* What you should do
Produce a word-for-word copy of the listing below without its pictures.

* Stored rows
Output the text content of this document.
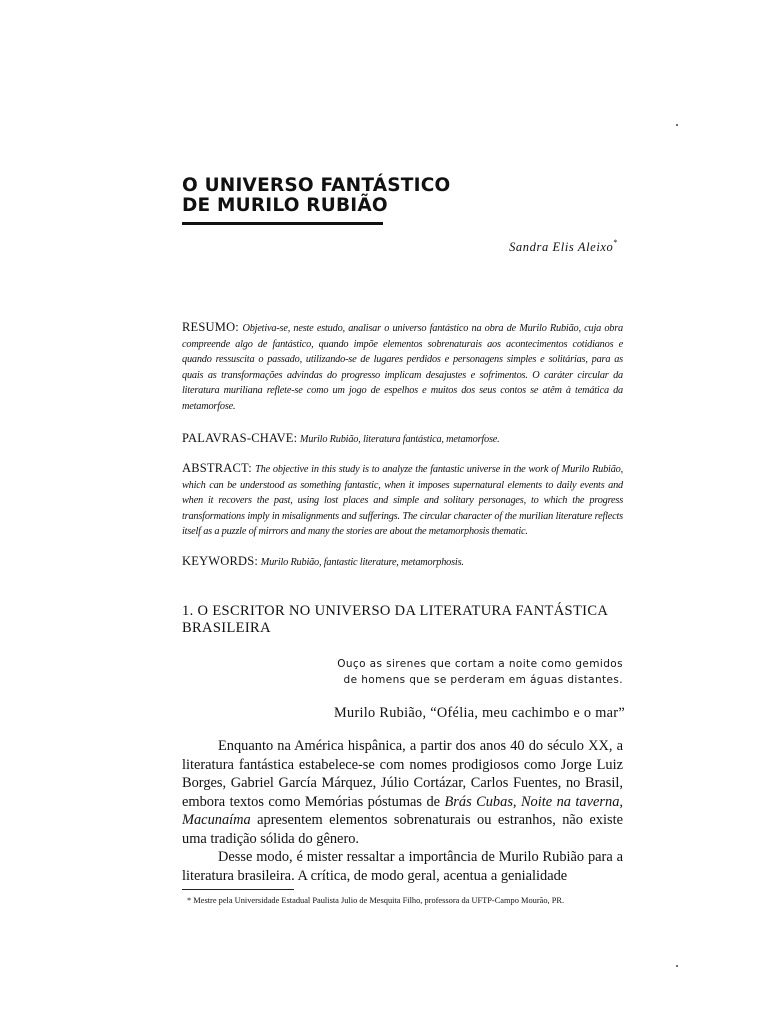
O UNIVERSO FANTÁSTICO
DE MURILO RUBIÃO
Sandra Elis Aleixo*
RESUMO: Objetiva-se, neste estudo, analisar o universo fantástico na obra de Murilo Rubião, cuja obra compreende algo de fantástico, quando impõe elementos sobrenaturais aos acontecimentos cotidianos e quando ressuscita o passado, utilizando-se de lugares perdidos e personagens simples e solitárias, para as quais as transformações advindas do progresso implicam desajustes e sofrimentos. O caráter circular da literatura muriliana reflete-se como um jogo de espelhos e muitos dos seus contos se atêm à temática da metamorfose.
PALAVRAS-CHAVE: Murilo Rubião, literatura fantástica, metamorfose.
ABSTRACT: The objective in this study is to analyze the fantastic universe in the work of Murilo Rubião, which can be understood as something fantastic, when it imposes supernatural elements to daily events and when it recovers the past, using lost places and simple and solitary personages, to which the progress transformations imply in misalignments and sufferings. The circular character of the murilian literature reflects itself as a puzzle of mirrors and many the stories are about the metamorphosis thematic.
KEYWORDS: Murilo Rubião, fantastic literature, metamorphosis.
1. O ESCRITOR NO UNIVERSO DA LITERATURA FANTÁSTICA
BRASILEIRA
Ouço as sirenes que cortam a noite como gemidos
de homens que se perderam em águas distantes.
Murilo Rubião, “Ofélia, meu cachimbo e o mar”

Enquanto na América hispânica, a partir dos anos 40 do século XX, a literatura fantástica estabelece-se com nomes prodigiosos como Jorge Luiz Borges, Gabriel García Márquez, Júlio Cortázar, Carlos Fuentes, no Brasil, embora textos como Memórias póstumas de Brás Cubas, Noite na taverna, Macunaíma apresentem elementos sobrenaturais ou estranhos, não existe uma tradição sólida do gênero.

Desse modo, é mister ressaltar a importância de Murilo Rubião para a literatura brasileira. A crítica, de modo geral, acentua a genialidade

* Mestre pela Universidade Estadual Paulista Julio de Mesquita Filho, professora da UFTP-Campo Mourão, PR.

* Solution to the problem
Output the text content of this document.
O UNIVERSO FANTÁSTICO
DE MURILO RUBIÃO
Sandra Elis Aleixo*
RESUMO: Objetiva-se, neste estudo, analisar o universo fantástico na obra de Murilo Rubião, cuja obra compreende algo de fantástico, quando impõe elementos sobrenaturais aos acontecimentos cotidianos e quando ressuscita o passado, utilizando-se de lugares perdidos e personagens simples e solitárias, para as quais as transformações advindas do progresso implicam desajustes e sofrimentos. O caráter circular da literatura muriliana reflete-se como um jogo de espelhos e muitos dos seus contos se atêm à temática da metamorfose.
PALAVRAS-CHAVE: Murilo Rubião, literatura fantástica, metamorfose.
ABSTRACT: The objective in this study is to analyze the fantastic universe in the work of Murilo Rubião, which can be understood as something fantastic, when it imposes supernatural elements to daily events and when it recovers the past, using lost places and simple and solitary personages, to which the progress transformations imply in misalignments and sufferings. The circular character of the murilian literature reflects itself as a puzzle of mirrors and many the stories are about the metamorphosis thematic.
KEYWORDS: Murilo Rubião, fantastic literature, metamorphosis.
1. O ESCRITOR NO UNIVERSO DA LITERATURA FANTÁSTICA
BRASILEIRA
Ouço as sirenes que cortam a noite como gemidos
de homens que se perderam em águas distantes.
Murilo Rubião, “Ofélia, meu cachimbo e o mar”

Enquanto na América hispânica, a partir dos anos 40 do século XX, a literatura fantástica estabelece-se com nomes prodigiosos como Jorge Luiz Borges, Gabriel García Márquez, Júlio Cortázar, Carlos Fuentes, no Brasil, embora textos como Memórias póstumas de Brás Cubas, Noite na taverna, Macunaíma apresentem elementos sobrenaturais ou estranhos, não existe uma tradição sólida do gênero.

Desse modo, é mister ressaltar a importância de Murilo Rubião para a literatura brasileira. A crítica, de modo geral, acentua a genialidade

* Mestre pela Universidade Estadual Paulista Julio de Mesquita Filho, professora da UFTP-Campo Mourão, PR.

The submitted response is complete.